▶ _SET PROBLEM_: Every record that follows must be duplicated exactly, with images left out.
Start SUPPLIED DATA
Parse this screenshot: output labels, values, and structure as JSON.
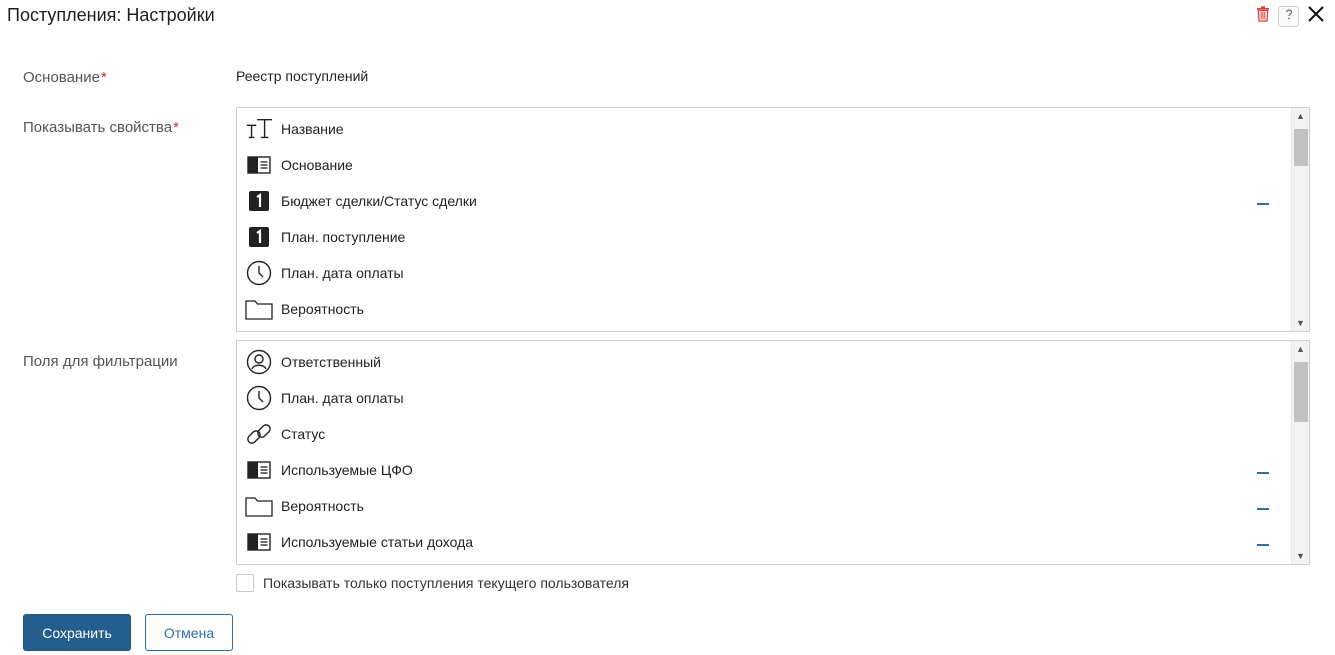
{
  "window": {
    "title": "Поступления: Настройки"
  },
  "header_actions": [
    {
      "name": "delete-button",
      "icon": "trash-icon",
      "color": "#e53935"
    },
    {
      "name": "help-button",
      "icon": "help-icon"
    },
    {
      "name": "close-button",
      "icon": "close-icon"
    }
  ],
  "form": {
    "basis": {
      "label": "Основание",
      "required_mark": "*",
      "value": "Реестр поступлений"
    },
    "show_properties": {
      "label": "Показывать свойства",
      "required_mark": "*",
      "items": [
        {
          "label": "Название",
          "icon": "text-type-icon",
          "has_dash": false
        },
        {
          "label": "Основание",
          "icon": "document-icon",
          "has_dash": false
        },
        {
          "label": "Бюджет сделки/Статус сделки",
          "icon": "number-icon",
          "has_dash": true
        },
        {
          "label": "План. поступление",
          "icon": "number-icon",
          "has_dash": false
        },
        {
          "label": "План. дата оплаты",
          "icon": "clock-icon",
          "has_dash": false
        },
        {
          "label": "Вероятность",
          "icon": "folder-icon",
          "has_dash": false
        }
      ]
    },
    "filter_fields": {
      "label": "Поля для фильтрации",
      "items": [
        {
          "label": "Ответственный",
          "icon": "user-icon",
          "has_dash": false
        },
        {
          "label": "План. дата оплаты",
          "icon": "clock-icon",
          "has_dash": false
        },
        {
          "label": "Статус",
          "icon": "link-icon",
          "has_dash": false
        },
        {
          "label": "Используемые ЦФО",
          "icon": "document-icon",
          "has_dash": true
        },
        {
          "label": "Вероятность",
          "icon": "folder-icon",
          "has_dash": true
        },
        {
          "label": "Используемые статьи дохода",
          "icon": "document-icon",
          "has_dash": true
        }
      ]
    },
    "current_user_only": {
      "label": "Показывать только поступления текущего пользователя",
      "checked": false
    }
  },
  "buttons": {
    "save": "Сохранить",
    "cancel": "Отмена"
  },
  "colors": {
    "primary": "#235e8c",
    "accent": "#2d6ea3",
    "required": "#d12b2b",
    "danger": "#e53935"
  }
}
End SUPPLIED DATA
▶ _THE ANSWER_:
Parse this screenshot: output labels, values, and structure as JSON.
{
  "window": {
    "title": "Поступления: Настройки"
  },
  "header_actions": [
    {
      "name": "delete-button",
      "icon": "trash-icon",
      "color": "#e53935"
    },
    {
      "name": "help-button",
      "icon": "help-icon"
    },
    {
      "name": "close-button",
      "icon": "close-icon"
    }
  ],
  "form": {
    "basis": {
      "label": "Основание",
      "required_mark": "*",
      "value": "Реестр поступлений"
    },
    "show_properties": {
      "label": "Показывать свойства",
      "required_mark": "*",
      "items": [
        {
          "label": "Название",
          "icon": "text-type-icon",
          "has_dash": false
        },
        {
          "label": "Основание",
          "icon": "document-icon",
          "has_dash": false
        },
        {
          "label": "Бюджет сделки/Статус сделки",
          "icon": "number-icon",
          "has_dash": true
        },
        {
          "label": "План. поступление",
          "icon": "number-icon",
          "has_dash": false
        },
        {
          "label": "План. дата оплаты",
          "icon": "clock-icon",
          "has_dash": false
        },
        {
          "label": "Вероятность",
          "icon": "folder-icon",
          "has_dash": false
        }
      ]
    },
    "filter_fields": {
      "label": "Поля для фильтрации",
      "items": [
        {
          "label": "Ответственный",
          "icon": "user-icon",
          "has_dash": false
        },
        {
          "label": "План. дата оплаты",
          "icon": "clock-icon",
          "has_dash": false
        },
        {
          "label": "Статус",
          "icon": "link-icon",
          "has_dash": false
        },
        {
          "label": "Используемые ЦФО",
          "icon": "document-icon",
          "has_dash": true
        },
        {
          "label": "Вероятность",
          "icon": "folder-icon",
          "has_dash": true
        },
        {
          "label": "Используемые статьи дохода",
          "icon": "document-icon",
          "has_dash": true
        }
      ]
    },
    "current_user_only": {
      "label": "Показывать только поступления текущего пользователя",
      "checked": false
    }
  },
  "buttons": {
    "save": "Сохранить",
    "cancel": "Отмена"
  },
  "colors": {
    "primary": "#235e8c",
    "accent": "#2d6ea3",
    "required": "#d12b2b",
    "danger": "#e53935"
  }
}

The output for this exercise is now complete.